*AIM:*
Report all lines from the entries below in which "Accuracy" appears.

(Dataset rows about figures)

**********

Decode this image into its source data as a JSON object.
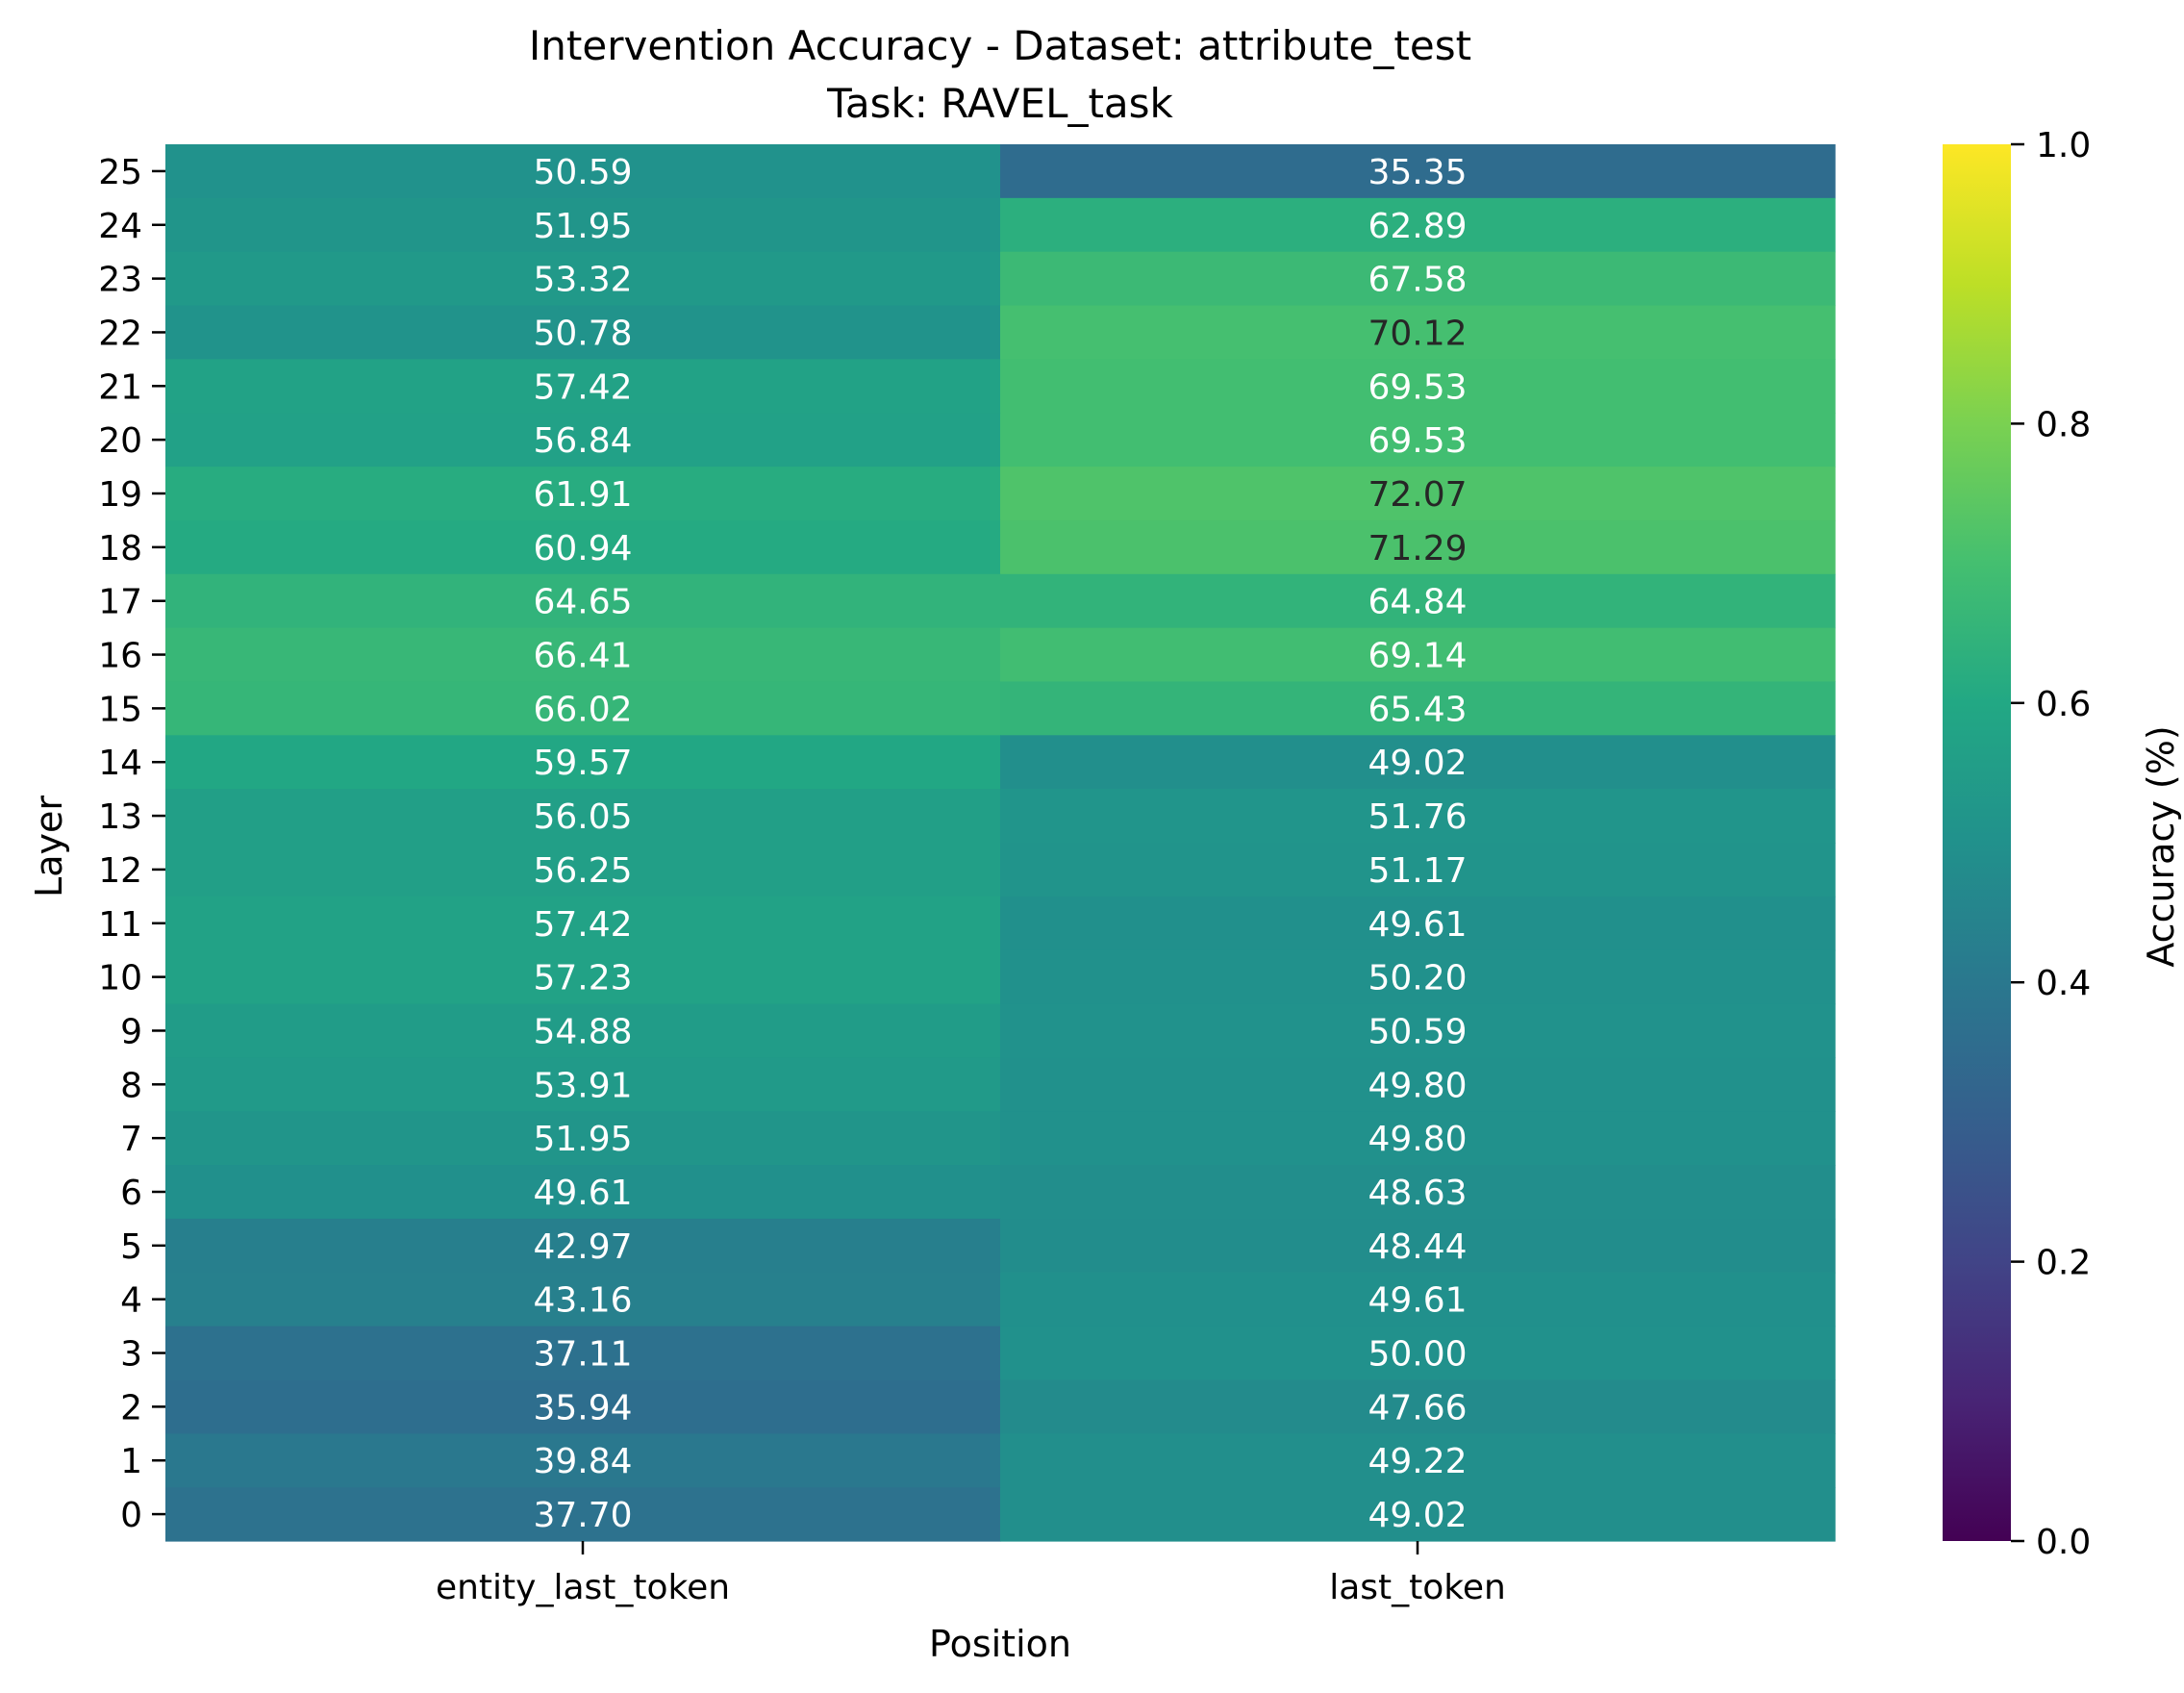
{
  "chart_data": {
    "type": "heatmap",
    "title": "Intervention Accuracy - Dataset: attribute_test",
    "subtitle": "Task: RAVEL_task",
    "xlabel": "Position",
    "ylabel": "Layer",
    "columns": [
      "entity_last_token",
      "last_token"
    ],
    "rows": [
      "25",
      "24",
      "23",
      "22",
      "21",
      "20",
      "19",
      "18",
      "17",
      "16",
      "15",
      "14",
      "13",
      "12",
      "11",
      "10",
      "9",
      "8",
      "7",
      "6",
      "5",
      "4",
      "3",
      "2",
      "1",
      "0"
    ],
    "values": [
      [
        50.59,
        35.35
      ],
      [
        51.95,
        62.89
      ],
      [
        53.32,
        67.58
      ],
      [
        50.78,
        70.12
      ],
      [
        57.42,
        69.53
      ],
      [
        56.84,
        69.53
      ],
      [
        61.91,
        72.07
      ],
      [
        60.94,
        71.29
      ],
      [
        64.65,
        64.84
      ],
      [
        66.41,
        69.14
      ],
      [
        66.02,
        65.43
      ],
      [
        59.57,
        49.02
      ],
      [
        56.05,
        51.76
      ],
      [
        56.25,
        51.17
      ],
      [
        57.42,
        49.61
      ],
      [
        57.23,
        50.2
      ],
      [
        54.88,
        50.59
      ],
      [
        53.91,
        49.8
      ],
      [
        51.95,
        49.8
      ],
      [
        49.61,
        48.63
      ],
      [
        42.97,
        48.44
      ],
      [
        43.16,
        49.61
      ],
      [
        37.11,
        50.0
      ],
      [
        35.94,
        47.66
      ],
      [
        39.84,
        49.22
      ],
      [
        37.7,
        49.02
      ]
    ],
    "value_format": "0.00",
    "colormap": "viridis",
    "colorbar": {
      "label": "Accuracy (%)",
      "range": [
        0.0,
        1.0
      ],
      "ticks": [
        "0.0",
        "0.2",
        "0.4",
        "0.6",
        "0.8",
        "1.0"
      ]
    },
    "grid": false
  }
}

**********

*TASK OUTPUT:*
    "title": "Intervention Accuracy - Dataset: attribute_test",
      "label": "Accuracy (%)",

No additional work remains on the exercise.